# start of Extract provided

Okay, you've had a lot of people making a lot of good points in this thread, but judging from your responses I'm not sure whether you're genuinely interested in discussing and debating this topic, or if you simply want to re-iterate your opinion. Either way is fine by me (after all that seems to be what a blog is for) however I am going to assume the former.

@fodigg said:

However, I doubt any of the authors you listed ever needed to take a creative writing course. In these classes it's the instructor's job to turn out competent writers and improve them incrementally, not to foster the next great master.

I will postulate that no writer has ever or will ever need to take a creative writing course, no matter the relative skill level. It's possible that there are teachers out there that see their job in a creative writing class to turn out competent writers and to improve them incrementally, however I've never seen it. What I have seen, and this is taken from experiencing exactly 1/2 of a "creative writing" course and auditing seven different courses over the years from as many different colleges, is men and women who would rather force their personal political agendas down the eager throats of many bright, talented writers, rather than teach the craft of writing creatively. It seems to me that's exactly what you experienced, and I've seen this happen far too often to consider myself proven wrong. Fledgling writers are far better served by composition and rhetoric courses where they can learn the ground rules of writing well, and work-shopping with their peers where they can refine their talents.

@fodigg said:

How is that example not hate-filled speech? I mean, I agree that it's integral to the novel because exposing and addressing racism is central to its theme but I don't understand your initial claim at all.

The example I gave isn't hate-filled speech because there's no hatred expressed there. There's no hatred on the author's part, and there's no hatred expressed on the part of the characters speaking either. It's simply the way the characters given the time period and their social upbringing speak. When we read that passage are we made uncomfortable by Huck and Aunt Sally's easy devaluation of human life? Of course we are. But there's no hatred reflected here. It's indifference and that's not the same thing.

# end of Extract provided

Given exercise 1 ->
Reproduce the forum post on creative writing courses from "How is that" up to and including "claim at all.".
The forum post and the rows are unrelated materials.

# start of Provided information

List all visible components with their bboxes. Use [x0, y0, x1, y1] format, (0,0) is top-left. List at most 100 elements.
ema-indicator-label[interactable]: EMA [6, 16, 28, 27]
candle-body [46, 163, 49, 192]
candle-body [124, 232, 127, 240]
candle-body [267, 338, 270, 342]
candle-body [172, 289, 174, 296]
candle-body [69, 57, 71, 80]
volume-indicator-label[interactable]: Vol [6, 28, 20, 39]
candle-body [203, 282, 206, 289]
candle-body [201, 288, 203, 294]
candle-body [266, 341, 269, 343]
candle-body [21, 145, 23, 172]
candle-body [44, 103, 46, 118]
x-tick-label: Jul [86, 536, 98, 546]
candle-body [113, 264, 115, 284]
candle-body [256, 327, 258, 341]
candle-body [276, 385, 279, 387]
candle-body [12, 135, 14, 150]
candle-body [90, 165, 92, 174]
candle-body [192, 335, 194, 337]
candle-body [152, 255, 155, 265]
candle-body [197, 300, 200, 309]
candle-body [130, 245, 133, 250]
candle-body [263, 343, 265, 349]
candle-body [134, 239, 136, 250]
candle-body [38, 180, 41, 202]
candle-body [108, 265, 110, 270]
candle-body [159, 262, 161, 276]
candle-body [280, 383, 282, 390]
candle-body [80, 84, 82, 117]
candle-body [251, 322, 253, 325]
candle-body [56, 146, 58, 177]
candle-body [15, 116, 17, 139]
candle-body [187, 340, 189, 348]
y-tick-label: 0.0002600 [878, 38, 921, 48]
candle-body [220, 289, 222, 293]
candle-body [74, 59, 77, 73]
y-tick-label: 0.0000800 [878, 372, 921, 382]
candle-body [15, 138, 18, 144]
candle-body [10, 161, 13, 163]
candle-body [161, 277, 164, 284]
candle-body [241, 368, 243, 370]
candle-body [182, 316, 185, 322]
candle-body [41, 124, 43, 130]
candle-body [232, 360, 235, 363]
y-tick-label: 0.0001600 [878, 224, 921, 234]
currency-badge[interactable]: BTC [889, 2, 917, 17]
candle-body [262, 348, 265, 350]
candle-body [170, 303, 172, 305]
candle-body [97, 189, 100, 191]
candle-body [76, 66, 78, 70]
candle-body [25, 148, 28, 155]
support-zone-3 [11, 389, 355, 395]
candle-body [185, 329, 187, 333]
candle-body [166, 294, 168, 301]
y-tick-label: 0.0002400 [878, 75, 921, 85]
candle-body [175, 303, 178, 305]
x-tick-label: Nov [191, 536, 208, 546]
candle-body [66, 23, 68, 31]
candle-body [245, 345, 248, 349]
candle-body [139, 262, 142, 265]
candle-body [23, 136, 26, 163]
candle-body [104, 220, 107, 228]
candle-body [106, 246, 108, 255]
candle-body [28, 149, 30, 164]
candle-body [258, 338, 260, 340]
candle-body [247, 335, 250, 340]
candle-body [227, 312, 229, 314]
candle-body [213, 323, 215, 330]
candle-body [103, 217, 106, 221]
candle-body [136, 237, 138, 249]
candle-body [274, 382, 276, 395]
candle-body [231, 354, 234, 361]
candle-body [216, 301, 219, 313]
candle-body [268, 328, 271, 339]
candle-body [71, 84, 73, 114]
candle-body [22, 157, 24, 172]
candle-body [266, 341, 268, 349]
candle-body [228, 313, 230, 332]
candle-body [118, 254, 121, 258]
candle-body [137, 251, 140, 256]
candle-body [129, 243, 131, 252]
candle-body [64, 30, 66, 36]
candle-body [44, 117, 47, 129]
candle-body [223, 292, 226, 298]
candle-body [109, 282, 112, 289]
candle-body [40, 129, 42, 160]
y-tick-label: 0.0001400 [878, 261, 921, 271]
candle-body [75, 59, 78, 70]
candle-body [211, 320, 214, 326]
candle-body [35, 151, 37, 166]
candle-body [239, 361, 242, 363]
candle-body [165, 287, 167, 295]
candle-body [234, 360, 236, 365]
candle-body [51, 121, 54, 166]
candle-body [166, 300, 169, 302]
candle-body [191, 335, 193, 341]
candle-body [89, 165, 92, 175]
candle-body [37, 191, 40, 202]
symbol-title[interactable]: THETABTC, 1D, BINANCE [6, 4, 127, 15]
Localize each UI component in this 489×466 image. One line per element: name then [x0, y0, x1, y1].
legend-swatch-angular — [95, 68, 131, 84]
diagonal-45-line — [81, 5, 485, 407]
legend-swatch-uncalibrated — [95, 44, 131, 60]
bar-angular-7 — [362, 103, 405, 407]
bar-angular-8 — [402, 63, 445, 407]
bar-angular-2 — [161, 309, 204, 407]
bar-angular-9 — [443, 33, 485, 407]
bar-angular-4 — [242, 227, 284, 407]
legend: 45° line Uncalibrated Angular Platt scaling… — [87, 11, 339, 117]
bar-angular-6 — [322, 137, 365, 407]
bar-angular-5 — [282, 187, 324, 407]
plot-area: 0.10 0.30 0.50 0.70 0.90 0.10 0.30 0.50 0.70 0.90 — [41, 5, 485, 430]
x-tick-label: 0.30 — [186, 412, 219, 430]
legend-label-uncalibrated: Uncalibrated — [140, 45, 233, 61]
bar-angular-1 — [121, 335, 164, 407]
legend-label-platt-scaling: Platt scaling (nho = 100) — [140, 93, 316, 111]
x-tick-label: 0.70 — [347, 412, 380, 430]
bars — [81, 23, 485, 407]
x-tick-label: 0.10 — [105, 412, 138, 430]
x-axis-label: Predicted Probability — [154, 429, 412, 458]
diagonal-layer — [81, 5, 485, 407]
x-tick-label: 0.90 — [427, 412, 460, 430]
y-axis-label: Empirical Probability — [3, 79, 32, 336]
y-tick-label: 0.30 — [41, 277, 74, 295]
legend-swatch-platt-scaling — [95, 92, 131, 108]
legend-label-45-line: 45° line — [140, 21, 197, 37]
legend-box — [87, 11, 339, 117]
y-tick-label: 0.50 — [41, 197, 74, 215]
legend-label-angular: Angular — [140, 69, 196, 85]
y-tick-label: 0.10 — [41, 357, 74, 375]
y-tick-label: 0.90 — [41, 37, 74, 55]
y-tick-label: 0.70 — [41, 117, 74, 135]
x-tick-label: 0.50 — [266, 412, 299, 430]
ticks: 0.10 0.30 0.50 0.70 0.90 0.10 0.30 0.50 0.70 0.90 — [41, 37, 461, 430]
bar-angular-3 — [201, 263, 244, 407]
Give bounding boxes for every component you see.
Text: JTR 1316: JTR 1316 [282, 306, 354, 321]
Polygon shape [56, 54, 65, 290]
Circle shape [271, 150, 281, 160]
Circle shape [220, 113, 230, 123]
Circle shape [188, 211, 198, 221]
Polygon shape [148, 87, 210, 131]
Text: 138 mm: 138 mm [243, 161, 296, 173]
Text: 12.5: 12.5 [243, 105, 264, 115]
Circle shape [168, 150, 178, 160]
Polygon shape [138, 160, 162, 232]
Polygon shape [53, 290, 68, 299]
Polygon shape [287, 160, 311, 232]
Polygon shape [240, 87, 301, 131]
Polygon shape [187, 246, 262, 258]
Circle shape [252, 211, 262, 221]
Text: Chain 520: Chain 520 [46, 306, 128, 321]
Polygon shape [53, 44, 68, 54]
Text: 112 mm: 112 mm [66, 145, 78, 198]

# end of Provided information
# start of Provided information

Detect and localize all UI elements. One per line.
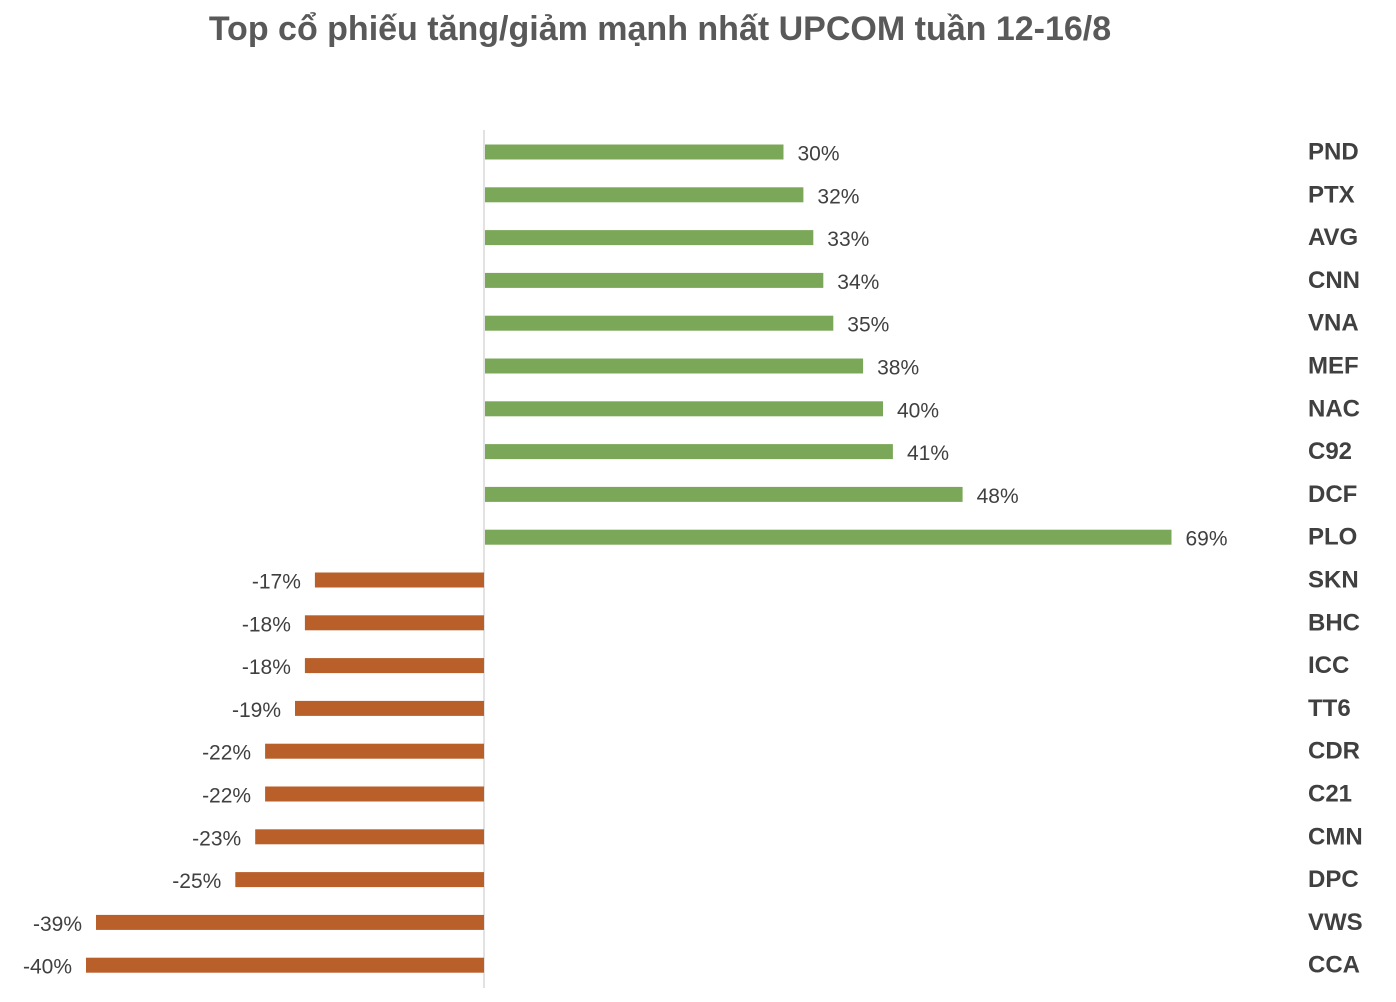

# end of Provided information

Given exercise 2 ->
Locate every line in the rows above that contains the string "legend", with case counting, and copy each of those lines.

Worked solution 1 ->
How is that example not hate-filled speech? I mean, I agree that it's integral to the novel because exposing and addressing racism is central to its theme but I don't understand your initial claim at all.

Worked solution 2 ->
legend-swatch-angular — [95, 68, 131, 84]
legend-swatch-uncalibrated — [95, 44, 131, 60]
legend: 45° line Uncalibrated Angular Platt scaling… — [87, 11, 339, 117]
legend-label-uncalibrated: Uncalibrated — [140, 45, 233, 61]
legend-label-platt-scaling: Platt scaling (nho = 100) — [140, 93, 316, 111]
legend-swatch-platt-scaling — [95, 92, 131, 108]
legend-label-45-line: 45° line — [140, 21, 197, 37]
legend-box — [87, 11, 339, 117]
legend-label-angular: Angular — [140, 69, 196, 85]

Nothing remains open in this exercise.